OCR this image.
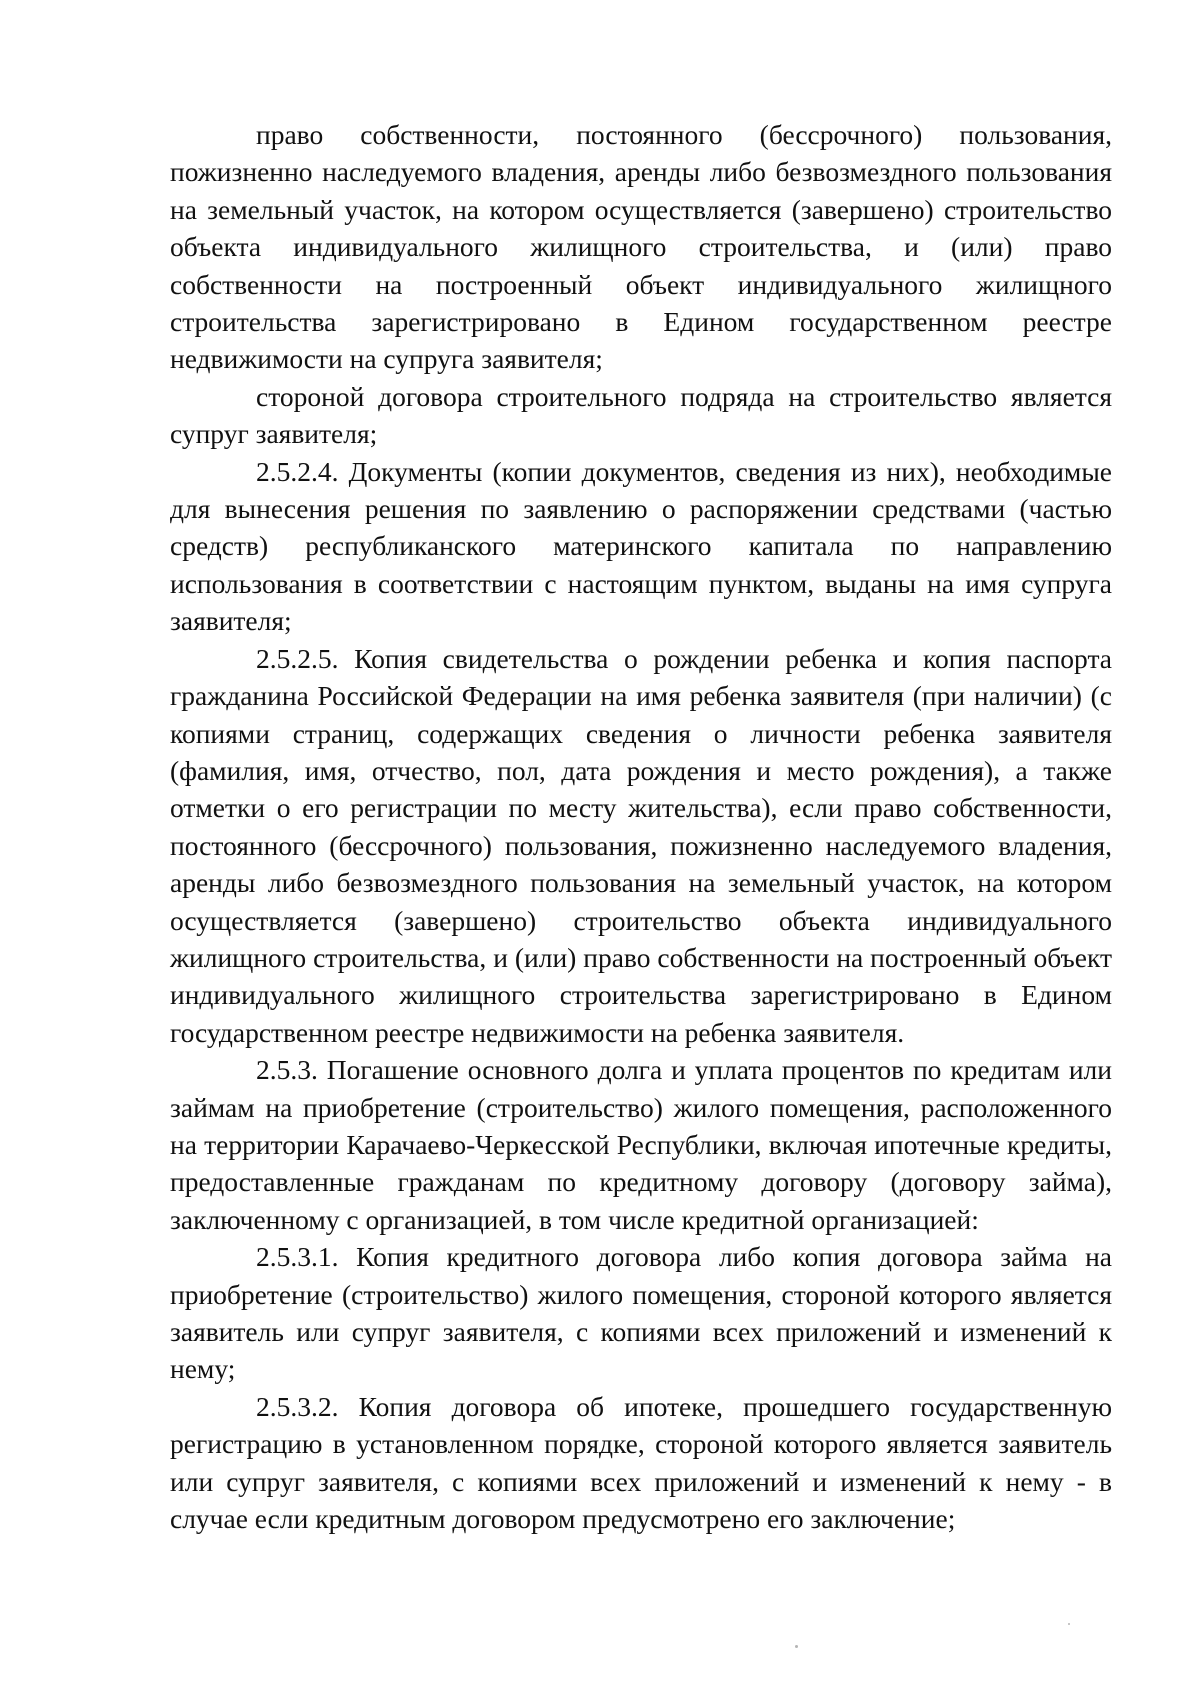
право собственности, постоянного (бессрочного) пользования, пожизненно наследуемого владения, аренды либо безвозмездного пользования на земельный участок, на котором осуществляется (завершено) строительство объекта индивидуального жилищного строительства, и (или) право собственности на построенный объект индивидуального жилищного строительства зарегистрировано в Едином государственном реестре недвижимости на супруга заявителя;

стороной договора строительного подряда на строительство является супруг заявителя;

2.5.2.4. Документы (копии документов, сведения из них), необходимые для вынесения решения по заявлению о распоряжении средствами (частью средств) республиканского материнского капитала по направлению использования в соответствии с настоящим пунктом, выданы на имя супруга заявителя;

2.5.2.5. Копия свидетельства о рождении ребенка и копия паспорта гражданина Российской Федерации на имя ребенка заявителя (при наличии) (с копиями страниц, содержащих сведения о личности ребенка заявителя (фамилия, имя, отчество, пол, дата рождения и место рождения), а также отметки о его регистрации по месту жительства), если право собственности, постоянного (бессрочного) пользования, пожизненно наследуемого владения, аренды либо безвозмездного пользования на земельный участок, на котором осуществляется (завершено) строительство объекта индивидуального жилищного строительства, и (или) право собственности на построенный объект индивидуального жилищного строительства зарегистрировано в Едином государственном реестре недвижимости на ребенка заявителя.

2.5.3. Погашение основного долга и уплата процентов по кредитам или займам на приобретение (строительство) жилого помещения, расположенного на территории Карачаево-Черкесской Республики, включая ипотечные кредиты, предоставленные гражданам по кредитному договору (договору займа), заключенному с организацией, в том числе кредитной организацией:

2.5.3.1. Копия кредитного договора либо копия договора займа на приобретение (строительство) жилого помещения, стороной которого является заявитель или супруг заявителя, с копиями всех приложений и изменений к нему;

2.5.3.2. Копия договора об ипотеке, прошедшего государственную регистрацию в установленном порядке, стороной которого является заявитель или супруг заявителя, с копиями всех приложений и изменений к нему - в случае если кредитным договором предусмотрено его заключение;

TASK TO CARRY OUT
In the records above, find each line with the word "договора" and copy it.

SOLUTION FOR THIS PROBLEM
стороной договора строительного подряда на строительство является супруг заявителя;
2.5.3.1. Копия кредитного договора либо копия договора займа на приобретение (строительство) жилого помещения, стороной которого является заявитель или супруг заявителя, с копиями всех приложений и изменений к нему;
2.5.3.2. Копия договора об ипотеке, прошедшего государственную регистрацию в установленном порядке, стороной которого является заявитель или супруг заявителя, с копиями всех приложений и изменений к нему - в случае если кредитным договором предусмотрено его заключение;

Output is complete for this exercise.